=== YOUR GOAL ===
Copy each line of the items below word for word, keeping every character and number unchanged.

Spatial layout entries
++++++++++
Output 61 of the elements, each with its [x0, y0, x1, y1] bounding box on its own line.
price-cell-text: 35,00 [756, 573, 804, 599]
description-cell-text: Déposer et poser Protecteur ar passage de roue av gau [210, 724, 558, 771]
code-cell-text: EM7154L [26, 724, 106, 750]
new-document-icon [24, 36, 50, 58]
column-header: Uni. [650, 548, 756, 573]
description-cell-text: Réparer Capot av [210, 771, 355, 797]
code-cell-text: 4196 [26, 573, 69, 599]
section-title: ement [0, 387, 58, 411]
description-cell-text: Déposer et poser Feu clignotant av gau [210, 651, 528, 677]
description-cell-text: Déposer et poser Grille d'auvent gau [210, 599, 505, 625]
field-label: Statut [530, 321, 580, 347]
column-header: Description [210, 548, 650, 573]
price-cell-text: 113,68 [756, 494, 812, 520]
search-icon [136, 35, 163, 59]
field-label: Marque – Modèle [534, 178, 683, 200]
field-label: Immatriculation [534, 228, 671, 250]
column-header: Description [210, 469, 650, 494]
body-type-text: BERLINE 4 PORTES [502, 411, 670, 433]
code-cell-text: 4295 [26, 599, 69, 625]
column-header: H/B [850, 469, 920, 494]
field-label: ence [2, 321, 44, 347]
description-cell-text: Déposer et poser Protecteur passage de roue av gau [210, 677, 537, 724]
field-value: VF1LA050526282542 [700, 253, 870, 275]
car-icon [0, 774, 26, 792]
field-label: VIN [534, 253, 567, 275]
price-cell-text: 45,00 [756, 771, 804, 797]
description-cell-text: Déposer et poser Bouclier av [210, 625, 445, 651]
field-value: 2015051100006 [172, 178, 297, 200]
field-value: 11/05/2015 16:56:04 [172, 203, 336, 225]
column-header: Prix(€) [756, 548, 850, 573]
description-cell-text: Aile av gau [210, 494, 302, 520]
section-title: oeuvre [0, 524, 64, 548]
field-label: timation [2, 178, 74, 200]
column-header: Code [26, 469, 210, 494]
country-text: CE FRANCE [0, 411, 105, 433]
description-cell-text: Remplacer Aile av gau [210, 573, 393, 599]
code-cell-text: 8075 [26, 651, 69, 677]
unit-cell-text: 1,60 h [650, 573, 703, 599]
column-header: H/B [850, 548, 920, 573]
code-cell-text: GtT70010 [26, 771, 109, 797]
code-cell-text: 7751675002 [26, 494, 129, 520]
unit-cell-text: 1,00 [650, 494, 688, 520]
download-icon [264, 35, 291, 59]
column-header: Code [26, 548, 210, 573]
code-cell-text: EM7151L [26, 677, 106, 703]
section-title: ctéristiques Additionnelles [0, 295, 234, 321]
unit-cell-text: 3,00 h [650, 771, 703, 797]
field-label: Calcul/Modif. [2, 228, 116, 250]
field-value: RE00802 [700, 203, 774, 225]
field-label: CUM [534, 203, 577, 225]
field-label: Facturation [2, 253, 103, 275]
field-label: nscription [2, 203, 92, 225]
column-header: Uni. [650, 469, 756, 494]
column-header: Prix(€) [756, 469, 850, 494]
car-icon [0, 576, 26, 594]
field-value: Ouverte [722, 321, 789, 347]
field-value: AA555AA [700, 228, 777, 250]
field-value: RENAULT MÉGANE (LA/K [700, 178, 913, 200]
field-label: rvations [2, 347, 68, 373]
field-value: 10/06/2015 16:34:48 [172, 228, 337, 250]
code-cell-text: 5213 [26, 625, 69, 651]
++++++++++
=== RESULT FOR THIS TASK ===
Output 61 of the elements, each with its [x0, y0, x1, y1] bounding box on its own line.
price-cell-text: 35,00 [756, 573, 804, 599]
description-cell-text: Déposer et poser Protecteur ar passage de roue av gau [210, 724, 558, 771]
code-cell-text: EM7154L [26, 724, 106, 750]
new-document-icon [24, 36, 50, 58]
column-header: Uni. [650, 548, 756, 573]
description-cell-text: Réparer Capot av [210, 771, 355, 797]
code-cell-text: 4196 [26, 573, 69, 599]
section-title: ement [0, 387, 58, 411]
description-cell-text: Déposer et poser Feu clignotant av gau [210, 651, 528, 677]
description-cell-text: Déposer et poser Grille d'auvent gau [210, 599, 505, 625]
field-label: Statut [530, 321, 580, 347]
column-header: Description [210, 548, 650, 573]
price-cell-text: 113,68 [756, 494, 812, 520]
search-icon [136, 35, 163, 59]
field-label: Marque – Modèle [534, 178, 683, 200]
field-label: Immatriculation [534, 228, 671, 250]
column-header: Description [210, 469, 650, 494]
body-type-text: BERLINE 4 PORTES [502, 411, 670, 433]
code-cell-text: 4295 [26, 599, 69, 625]
column-header: H/B [850, 469, 920, 494]
field-label: ence [2, 321, 44, 347]
description-cell-text: Déposer et poser Protecteur passage de roue av gau [210, 677, 537, 724]
field-value: VF1LA050526282542 [700, 253, 870, 275]
car-icon [0, 774, 26, 792]
field-label: VIN [534, 253, 567, 275]
price-cell-text: 45,00 [756, 771, 804, 797]
description-cell-text: Déposer et poser Bouclier av [210, 625, 445, 651]
field-value: 2015051100006 [172, 178, 297, 200]
field-value: 11/05/2015 16:56:04 [172, 203, 336, 225]
column-header: Prix(€) [756, 548, 850, 573]
description-cell-text: Aile av gau [210, 494, 302, 520]
section-title: oeuvre [0, 524, 64, 548]
field-label: timation [2, 178, 74, 200]
column-header: Code [26, 469, 210, 494]
country-text: CE FRANCE [0, 411, 105, 433]
description-cell-text: Remplacer Aile av gau [210, 573, 393, 599]
code-cell-text: 8075 [26, 651, 69, 677]
unit-cell-text: 1,60 h [650, 573, 703, 599]
column-header: H/B [850, 548, 920, 573]
code-cell-text: GtT70010 [26, 771, 109, 797]
code-cell-text: 7751675002 [26, 494, 129, 520]
unit-cell-text: 1,00 [650, 494, 688, 520]
download-icon [264, 35, 291, 59]
column-header: Code [26, 548, 210, 573]
code-cell-text: EM7151L [26, 677, 106, 703]
section-title: ctéristiques Additionnelles [0, 295, 234, 321]
unit-cell-text: 3,00 h [650, 771, 703, 797]
field-label: Calcul/Modif. [2, 228, 116, 250]
field-value: RE00802 [700, 203, 774, 225]
field-label: CUM [534, 203, 577, 225]
field-label: Facturation [2, 253, 103, 275]
field-label: nscription [2, 203, 92, 225]
column-header: Uni. [650, 469, 756, 494]
column-header: Prix(€) [756, 469, 850, 494]
car-icon [0, 576, 26, 594]
field-value: Ouverte [722, 321, 789, 347]
field-value: AA555AA [700, 228, 777, 250]
field-value: RENAULT MÉGANE (LA/K [700, 178, 913, 200]
field-label: rvations [2, 347, 68, 373]
field-value: 10/06/2015 16:34:48 [172, 228, 337, 250]
code-cell-text: 5213 [26, 625, 69, 651]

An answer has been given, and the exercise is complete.